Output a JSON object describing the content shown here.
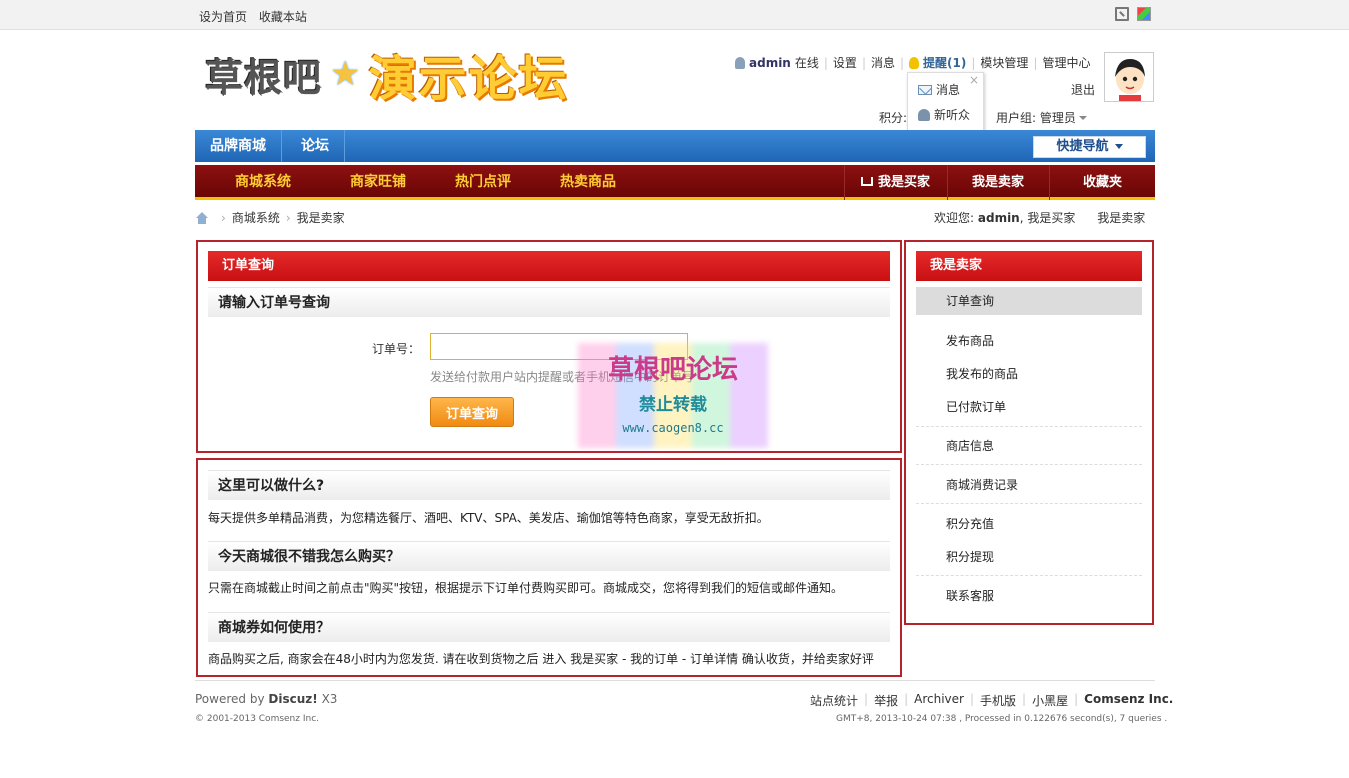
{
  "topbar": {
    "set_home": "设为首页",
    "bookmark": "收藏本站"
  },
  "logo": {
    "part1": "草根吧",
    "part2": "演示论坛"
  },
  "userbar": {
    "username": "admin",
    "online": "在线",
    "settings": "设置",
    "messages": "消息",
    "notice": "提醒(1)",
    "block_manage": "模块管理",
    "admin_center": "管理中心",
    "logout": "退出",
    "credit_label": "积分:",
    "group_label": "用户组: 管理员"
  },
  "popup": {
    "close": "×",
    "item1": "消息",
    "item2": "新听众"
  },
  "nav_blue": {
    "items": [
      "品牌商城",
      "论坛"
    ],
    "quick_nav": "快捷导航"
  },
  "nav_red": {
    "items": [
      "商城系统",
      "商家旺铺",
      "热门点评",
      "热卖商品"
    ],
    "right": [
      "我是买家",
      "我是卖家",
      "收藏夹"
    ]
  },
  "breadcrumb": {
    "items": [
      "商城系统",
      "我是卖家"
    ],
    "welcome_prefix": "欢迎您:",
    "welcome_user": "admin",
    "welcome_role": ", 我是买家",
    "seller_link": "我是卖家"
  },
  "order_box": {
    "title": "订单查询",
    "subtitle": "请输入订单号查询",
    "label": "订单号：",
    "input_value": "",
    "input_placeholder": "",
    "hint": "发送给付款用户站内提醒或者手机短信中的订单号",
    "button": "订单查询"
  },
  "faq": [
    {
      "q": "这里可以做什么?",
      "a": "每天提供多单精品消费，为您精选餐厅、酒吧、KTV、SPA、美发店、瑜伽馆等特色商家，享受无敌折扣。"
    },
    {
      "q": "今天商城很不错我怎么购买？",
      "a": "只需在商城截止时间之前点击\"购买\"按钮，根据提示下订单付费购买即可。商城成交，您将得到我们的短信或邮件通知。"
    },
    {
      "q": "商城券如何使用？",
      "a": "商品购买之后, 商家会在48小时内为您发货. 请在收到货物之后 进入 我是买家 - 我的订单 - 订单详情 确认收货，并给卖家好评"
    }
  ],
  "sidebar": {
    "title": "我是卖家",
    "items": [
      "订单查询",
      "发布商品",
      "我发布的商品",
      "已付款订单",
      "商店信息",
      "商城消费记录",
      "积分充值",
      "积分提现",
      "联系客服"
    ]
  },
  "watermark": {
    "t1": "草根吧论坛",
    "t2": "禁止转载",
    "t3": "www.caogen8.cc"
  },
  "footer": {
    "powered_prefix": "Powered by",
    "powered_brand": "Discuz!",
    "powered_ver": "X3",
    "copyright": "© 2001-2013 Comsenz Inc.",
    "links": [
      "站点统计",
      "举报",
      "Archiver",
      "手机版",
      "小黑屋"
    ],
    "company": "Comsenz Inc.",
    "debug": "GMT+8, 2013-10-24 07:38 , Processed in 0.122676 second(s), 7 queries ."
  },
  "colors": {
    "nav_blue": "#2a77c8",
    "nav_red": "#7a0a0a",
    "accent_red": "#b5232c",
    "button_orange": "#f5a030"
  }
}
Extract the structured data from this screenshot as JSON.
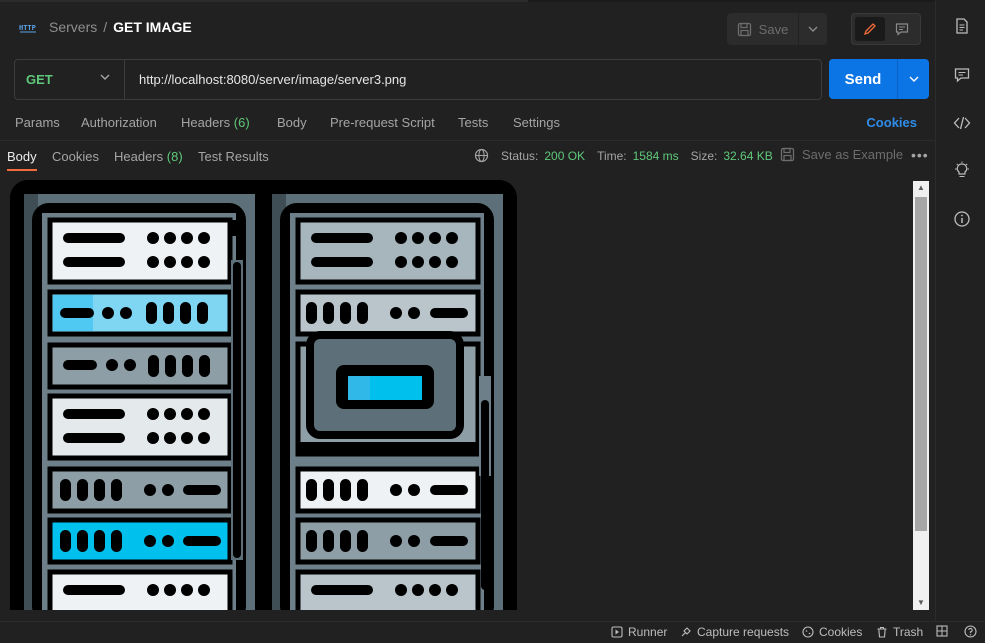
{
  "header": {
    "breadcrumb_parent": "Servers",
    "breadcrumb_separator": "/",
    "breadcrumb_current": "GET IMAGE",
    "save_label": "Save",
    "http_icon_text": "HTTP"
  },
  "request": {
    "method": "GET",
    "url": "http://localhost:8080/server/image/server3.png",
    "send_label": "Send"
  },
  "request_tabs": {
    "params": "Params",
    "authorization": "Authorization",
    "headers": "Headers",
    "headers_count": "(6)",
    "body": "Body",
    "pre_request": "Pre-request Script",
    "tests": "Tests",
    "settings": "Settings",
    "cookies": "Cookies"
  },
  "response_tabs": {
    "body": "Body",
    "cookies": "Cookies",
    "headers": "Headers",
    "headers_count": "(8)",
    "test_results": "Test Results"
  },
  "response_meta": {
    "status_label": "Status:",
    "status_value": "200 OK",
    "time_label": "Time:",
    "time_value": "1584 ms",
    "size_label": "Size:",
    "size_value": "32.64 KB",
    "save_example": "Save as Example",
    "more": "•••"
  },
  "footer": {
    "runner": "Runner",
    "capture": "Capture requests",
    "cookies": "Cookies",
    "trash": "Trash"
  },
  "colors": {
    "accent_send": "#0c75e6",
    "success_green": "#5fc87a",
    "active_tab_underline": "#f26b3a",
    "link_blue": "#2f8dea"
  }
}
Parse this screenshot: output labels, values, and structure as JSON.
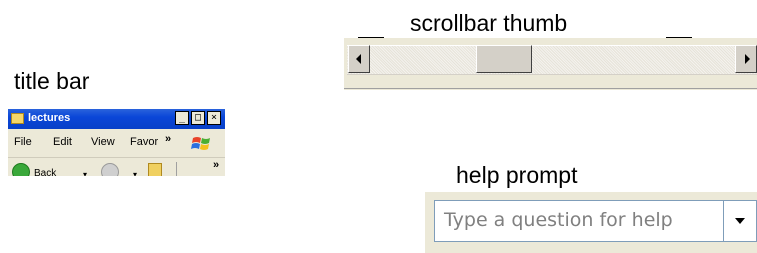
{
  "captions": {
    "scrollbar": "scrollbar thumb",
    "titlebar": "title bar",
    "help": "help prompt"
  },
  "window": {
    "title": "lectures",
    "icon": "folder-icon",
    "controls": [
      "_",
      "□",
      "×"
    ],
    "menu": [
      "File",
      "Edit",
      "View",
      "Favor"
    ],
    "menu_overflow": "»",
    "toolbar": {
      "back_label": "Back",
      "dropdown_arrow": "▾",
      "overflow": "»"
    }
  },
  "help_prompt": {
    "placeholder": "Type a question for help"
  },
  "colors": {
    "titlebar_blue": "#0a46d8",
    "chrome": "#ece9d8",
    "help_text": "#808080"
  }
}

→ **REQUIRED WORK**: Print the records above exactly as they stand, but leave out the pictures.

→ **TASK OUTPUT**:
Output a JSON object describing the content shown here.
{
  "topbar": {
    "set_home": "设为首页",
    "bookmark": "收藏本站"
  },
  "logo": {
    "part1": "草根吧",
    "part2": "演示论坛"
  },
  "userbar": {
    "username": "admin",
    "online": "在线",
    "settings": "设置",
    "messages": "消息",
    "notice": "提醒(1)",
    "block_manage": "模块管理",
    "admin_center": "管理中心",
    "logout": "退出",
    "credit_label": "积分:",
    "group_label": "用户组: 管理员"
  },
  "popup": {
    "close": "×",
    "item1": "消息",
    "item2": "新听众"
  },
  "nav_blue": {
    "items": [
      "品牌商城",
      "论坛"
    ],
    "quick_nav": "快捷导航"
  },
  "nav_red": {
    "items": [
      "商城系统",
      "商家旺铺",
      "热门点评",
      "热卖商品"
    ],
    "right": [
      "我是买家",
      "我是卖家",
      "收藏夹"
    ]
  },
  "breadcrumb": {
    "items": [
      "商城系统",
      "我是卖家"
    ],
    "welcome_prefix": "欢迎您:",
    "welcome_user": "admin",
    "welcome_role": ", 我是买家",
    "seller_link": "我是卖家"
  },
  "order_box": {
    "title": "订单查询",
    "subtitle": "请输入订单号查询",
    "label": "订单号：",
    "input_value": "",
    "input_placeholder": "",
    "hint": "发送给付款用户站内提醒或者手机短信中的订单号",
    "button": "订单查询"
  },
  "faq": [
    {
      "q": "这里可以做什么?",
      "a": "每天提供多单精品消费，为您精选餐厅、酒吧、KTV、SPA、美发店、瑜伽馆等特色商家，享受无敌折扣。"
    },
    {
      "q": "今天商城很不错我怎么购买？",
      "a": "只需在商城截止时间之前点击\"购买\"按钮，根据提示下订单付费购买即可。商城成交，您将得到我们的短信或邮件通知。"
    },
    {
      "q": "商城券如何使用？",
      "a": "商品购买之后, 商家会在48小时内为您发货. 请在收到货物之后 进入 我是买家 - 我的订单 - 订单详情 确认收货，并给卖家好评"
    }
  ],
  "sidebar": {
    "title": "我是卖家",
    "items": [
      "订单查询",
      "发布商品",
      "我发布的商品",
      "已付款订单",
      "商店信息",
      "商城消费记录",
      "积分充值",
      "积分提现",
      "联系客服"
    ]
  },
  "watermark": {
    "t1": "草根吧论坛",
    "t2": "禁止转载",
    "t3": "www.caogen8.cc"
  },
  "footer": {
    "powered_prefix": "Powered by",
    "powered_brand": "Discuz!",
    "powered_ver": "X3",
    "copyright": "© 2001-2013 Comsenz Inc.",
    "links": [
      "站点统计",
      "举报",
      "Archiver",
      "手机版",
      "小黑屋"
    ],
    "company": "Comsenz Inc.",
    "debug": "GMT+8, 2013-10-24 07:38 , Processed in 0.122676 second(s), 7 queries ."
  },
  "colors": {
    "nav_blue": "#2a77c8",
    "nav_red": "#7a0a0a",
    "accent_red": "#b5232c",
    "button_orange": "#f5a030"
  }
}
Extract the structured data from this screenshot as JSON.
{
  "header": {
    "breadcrumb_parent": "Servers",
    "breadcrumb_separator": "/",
    "breadcrumb_current": "GET IMAGE",
    "save_label": "Save",
    "http_icon_text": "HTTP"
  },
  "request": {
    "method": "GET",
    "url": "http://localhost:8080/server/image/server3.png",
    "send_label": "Send"
  },
  "request_tabs": {
    "params": "Params",
    "authorization": "Authorization",
    "headers": "Headers",
    "headers_count": "(6)",
    "body": "Body",
    "pre_request": "Pre-request Script",
    "tests": "Tests",
    "settings": "Settings",
    "cookies": "Cookies"
  },
  "response_tabs": {
    "body": "Body",
    "cookies": "Cookies",
    "headers": "Headers",
    "headers_count": "(8)",
    "test_results": "Test Results"
  },
  "response_meta": {
    "status_label": "Status:",
    "status_value": "200 OK",
    "time_label": "Time:",
    "time_value": "1584 ms",
    "size_label": "Size:",
    "size_value": "32.64 KB",
    "save_example": "Save as Example",
    "more": "•••"
  },
  "footer": {
    "runner": "Runner",
    "capture": "Capture requests",
    "cookies": "Cookies",
    "trash": "Trash"
  },
  "colors": {
    "accent_send": "#0c75e6",
    "success_green": "#5fc87a",
    "active_tab_underline": "#f26b3a",
    "link_blue": "#2f8dea"
  }
}
Parse this screenshot: output labels, values, and structure as JSON.
{
  "captions": {
    "scrollbar": "scrollbar thumb",
    "titlebar": "title bar",
    "help": "help prompt"
  },
  "window": {
    "title": "lectures",
    "icon": "folder-icon",
    "controls": [
      "_",
      "□",
      "×"
    ],
    "menu": [
      "File",
      "Edit",
      "View",
      "Favor"
    ],
    "menu_overflow": "»",
    "toolbar": {
      "back_label": "Back",
      "dropdown_arrow": "▾",
      "overflow": "»"
    }
  },
  "help_prompt": {
    "placeholder": "Type a question for help"
  },
  "colors": {
    "titlebar_blue": "#0a46d8",
    "chrome": "#ece9d8",
    "help_text": "#808080"
  }
}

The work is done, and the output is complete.